__What is needed__
Would you quote the material below in full and unchanged?

(Data records)
________

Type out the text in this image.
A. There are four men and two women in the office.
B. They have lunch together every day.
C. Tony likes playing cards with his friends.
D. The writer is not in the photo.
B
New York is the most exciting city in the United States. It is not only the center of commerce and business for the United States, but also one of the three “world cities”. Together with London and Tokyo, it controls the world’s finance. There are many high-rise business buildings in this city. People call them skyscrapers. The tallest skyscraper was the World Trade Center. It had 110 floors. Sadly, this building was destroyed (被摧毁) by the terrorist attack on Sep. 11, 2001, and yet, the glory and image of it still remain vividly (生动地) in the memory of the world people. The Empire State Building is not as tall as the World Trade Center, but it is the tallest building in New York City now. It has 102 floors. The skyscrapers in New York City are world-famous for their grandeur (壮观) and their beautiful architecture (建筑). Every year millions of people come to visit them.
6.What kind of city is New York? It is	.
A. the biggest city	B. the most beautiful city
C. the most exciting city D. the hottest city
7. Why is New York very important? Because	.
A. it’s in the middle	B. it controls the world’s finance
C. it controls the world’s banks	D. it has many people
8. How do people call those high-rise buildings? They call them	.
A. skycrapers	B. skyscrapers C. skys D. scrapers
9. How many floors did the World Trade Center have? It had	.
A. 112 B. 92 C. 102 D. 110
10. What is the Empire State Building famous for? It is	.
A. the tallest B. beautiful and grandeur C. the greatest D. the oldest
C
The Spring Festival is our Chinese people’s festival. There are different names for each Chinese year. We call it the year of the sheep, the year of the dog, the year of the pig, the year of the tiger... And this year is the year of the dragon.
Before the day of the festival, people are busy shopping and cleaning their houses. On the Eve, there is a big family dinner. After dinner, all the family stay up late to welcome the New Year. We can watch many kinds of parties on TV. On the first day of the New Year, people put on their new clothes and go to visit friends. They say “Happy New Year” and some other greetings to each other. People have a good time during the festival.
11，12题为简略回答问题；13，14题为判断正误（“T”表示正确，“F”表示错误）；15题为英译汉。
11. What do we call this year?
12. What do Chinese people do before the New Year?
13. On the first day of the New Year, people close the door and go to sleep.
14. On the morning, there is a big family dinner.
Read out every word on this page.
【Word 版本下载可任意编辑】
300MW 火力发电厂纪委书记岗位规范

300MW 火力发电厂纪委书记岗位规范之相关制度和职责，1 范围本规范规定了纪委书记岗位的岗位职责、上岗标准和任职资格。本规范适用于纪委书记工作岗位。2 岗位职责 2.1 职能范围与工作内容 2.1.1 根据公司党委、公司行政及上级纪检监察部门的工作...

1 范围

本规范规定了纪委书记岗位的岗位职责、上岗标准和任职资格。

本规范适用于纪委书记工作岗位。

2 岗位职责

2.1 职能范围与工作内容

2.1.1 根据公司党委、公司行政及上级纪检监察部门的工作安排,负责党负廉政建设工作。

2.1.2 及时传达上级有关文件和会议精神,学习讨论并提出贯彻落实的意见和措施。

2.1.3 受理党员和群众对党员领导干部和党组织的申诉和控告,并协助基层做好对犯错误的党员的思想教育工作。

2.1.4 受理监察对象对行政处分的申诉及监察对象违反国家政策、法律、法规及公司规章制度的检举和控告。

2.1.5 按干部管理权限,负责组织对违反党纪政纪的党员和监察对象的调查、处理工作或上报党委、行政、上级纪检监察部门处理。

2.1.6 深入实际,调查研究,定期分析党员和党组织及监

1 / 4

________

__Result__
Type out the text in this image.
A. There are four men and two women in the office.
B. They have lunch together every day.
C. Tony likes playing cards with his friends.
D. The writer is not in the photo.
B
New York is the most exciting city in the United States. It is not only the center of commerce and business for the United States, but also one of the three “world cities”. Together with London and Tokyo, it controls the world’s finance. There are many high-rise business buildings in this city. People call them skyscrapers. The tallest skyscraper was the World Trade Center. It had 110 floors. Sadly, this building was destroyed (被摧毁) by the terrorist attack on Sep. 11, 2001, and yet, the glory and image of it still remain vividly (生动地) in the memory of the world people. The Empire State Building is not as tall as the World Trade Center, but it is the tallest building in New York City now. It has 102 floors. The skyscrapers in New York City are world-famous for their grandeur (壮观) and their beautiful architecture (建筑). Every year millions of people come to visit them.
6.What kind of city is New York? It is	.
A. the biggest city	B. the most beautiful city
C. the most exciting city D. the hottest city
7. Why is New York very important? Because	.
A. it’s in the middle	B. it controls the world’s finance
C. it controls the world’s banks	D. it has many people
8. How do people call those high-rise buildings? They call them	.
A. skycrapers	B. skyscrapers C. skys D. scrapers
9. How many floors did the World Trade Center have? It had	.
A. 112 B. 92 C. 102 D. 110
10. What is the Empire State Building famous for? It is	.
A. the tallest B. beautiful and grandeur C. the greatest D. the oldest
C
The Spring Festival is our Chinese people’s festival. There are different names for each Chinese year. We call it the year of the sheep, the year of the dog, the year of the pig, the year of the tiger... And this year is the year of the dragon.
Before the day of the festival, people are busy shopping and cleaning their houses. On the Eve, there is a big family dinner. After dinner, all the family stay up late to welcome the New Year. We can watch many kinds of parties on TV. On the first day of the New Year, people put on their new clothes and go to visit friends. They say “Happy New Year” and some other greetings to each other. People have a good time during the festival.
11，12题为简略回答问题；13，14题为判断正误（“T”表示正确，“F”表示错误）；15题为英译汉。
11. What do we call this year?
12. What do Chinese people do before the New Year?
13. On the first day of the New Year, people close the door and go to sleep.
14. On the morning, there is a big family dinner.
Read out every word on this page.
【Word 版本下载可任意编辑】
300MW 火力发电厂纪委书记岗位规范

300MW 火力发电厂纪委书记岗位规范之相关制度和职责，1 范围本规范规定了纪委书记岗位的岗位职责、上岗标准和任职资格。本规范适用于纪委书记工作岗位。2 岗位职责 2.1 职能范围与工作内容 2.1.1 根据公司党委、公司行政及上级纪检监察部门的工作...

1 范围

本规范规定了纪委书记岗位的岗位职责、上岗标准和任职资格。

本规范适用于纪委书记工作岗位。

2 岗位职责

2.1 职能范围与工作内容

2.1.1 根据公司党委、公司行政及上级纪检监察部门的工作安排,负责党负廉政建设工作。

2.1.2 及时传达上级有关文件和会议精神,学习讨论并提出贯彻落实的意见和措施。

2.1.3 受理党员和群众对党员领导干部和党组织的申诉和控告,并协助基层做好对犯错误的党员的思想教育工作。

2.1.4 受理监察对象对行政处分的申诉及监察对象违反国家政策、法律、法规及公司规章制度的检举和控告。

2.1.5 按干部管理权限,负责组织对违反党纪政纪的党员和监察对象的调查、处理工作或上报党委、行政、上级纪检监察部门处理。

2.1.6 深入实际,调查研究,定期分析党员和党组织及监

1 / 4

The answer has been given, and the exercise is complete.